* INSTRUCTIONS FOR THE TASK: Output an exact reproduction of the data.

************

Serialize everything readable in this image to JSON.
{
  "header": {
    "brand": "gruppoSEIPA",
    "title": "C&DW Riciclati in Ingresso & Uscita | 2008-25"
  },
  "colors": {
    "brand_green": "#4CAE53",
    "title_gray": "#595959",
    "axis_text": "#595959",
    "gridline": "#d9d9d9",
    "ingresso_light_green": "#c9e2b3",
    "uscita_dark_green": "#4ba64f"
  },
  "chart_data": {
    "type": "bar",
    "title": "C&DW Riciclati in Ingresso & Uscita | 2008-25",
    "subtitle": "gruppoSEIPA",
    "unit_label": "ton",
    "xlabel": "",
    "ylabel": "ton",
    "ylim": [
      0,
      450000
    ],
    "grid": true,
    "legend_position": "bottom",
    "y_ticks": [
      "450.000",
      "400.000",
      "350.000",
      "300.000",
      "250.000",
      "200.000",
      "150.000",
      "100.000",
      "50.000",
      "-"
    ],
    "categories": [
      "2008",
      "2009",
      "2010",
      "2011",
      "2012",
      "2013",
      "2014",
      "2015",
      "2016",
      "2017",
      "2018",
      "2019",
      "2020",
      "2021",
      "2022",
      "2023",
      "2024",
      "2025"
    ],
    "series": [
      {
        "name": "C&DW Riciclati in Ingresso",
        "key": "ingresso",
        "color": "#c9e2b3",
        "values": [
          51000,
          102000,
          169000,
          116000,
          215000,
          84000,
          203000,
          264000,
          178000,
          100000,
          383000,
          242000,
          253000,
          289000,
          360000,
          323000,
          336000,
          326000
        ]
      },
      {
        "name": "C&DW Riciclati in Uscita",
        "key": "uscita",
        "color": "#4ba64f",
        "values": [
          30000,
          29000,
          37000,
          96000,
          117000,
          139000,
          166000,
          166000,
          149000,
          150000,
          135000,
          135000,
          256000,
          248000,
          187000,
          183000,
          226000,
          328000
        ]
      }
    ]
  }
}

************

* SOLUTION TO THE PROBLEM:
Serialize everything readable in this image to JSON.
{
  "header": {
    "brand": "gruppoSEIPA",
    "title": "C&DW Riciclati in Ingresso & Uscita | 2008-25"
  },
  "colors": {
    "brand_green": "#4CAE53",
    "title_gray": "#595959",
    "axis_text": "#595959",
    "gridline": "#d9d9d9",
    "ingresso_light_green": "#c9e2b3",
    "uscita_dark_green": "#4ba64f"
  },
  "chart_data": {
    "type": "bar",
    "title": "C&DW Riciclati in Ingresso & Uscita | 2008-25",
    "subtitle": "gruppoSEIPA",
    "unit_label": "ton",
    "xlabel": "",
    "ylabel": "ton",
    "ylim": [
      0,
      450000
    ],
    "grid": true,
    "legend_position": "bottom",
    "y_ticks": [
      "450.000",
      "400.000",
      "350.000",
      "300.000",
      "250.000",
      "200.000",
      "150.000",
      "100.000",
      "50.000",
      "-"
    ],
    "categories": [
      "2008",
      "2009",
      "2010",
      "2011",
      "2012",
      "2013",
      "2014",
      "2015",
      "2016",
      "2017",
      "2018",
      "2019",
      "2020",
      "2021",
      "2022",
      "2023",
      "2024",
      "2025"
    ],
    "series": [
      {
        "name": "C&DW Riciclati in Ingresso",
        "key": "ingresso",
        "color": "#c9e2b3",
        "values": [
          51000,
          102000,
          169000,
          116000,
          215000,
          84000,
          203000,
          264000,
          178000,
          100000,
          383000,
          242000,
          253000,
          289000,
          360000,
          323000,
          336000,
          326000
        ]
      },
      {
        "name": "C&DW Riciclati in Uscita",
        "key": "uscita",
        "color": "#4ba64f",
        "values": [
          30000,
          29000,
          37000,
          96000,
          117000,
          139000,
          166000,
          166000,
          149000,
          150000,
          135000,
          135000,
          256000,
          248000,
          187000,
          183000,
          226000,
          328000
        ]
      }
    ]
  }
}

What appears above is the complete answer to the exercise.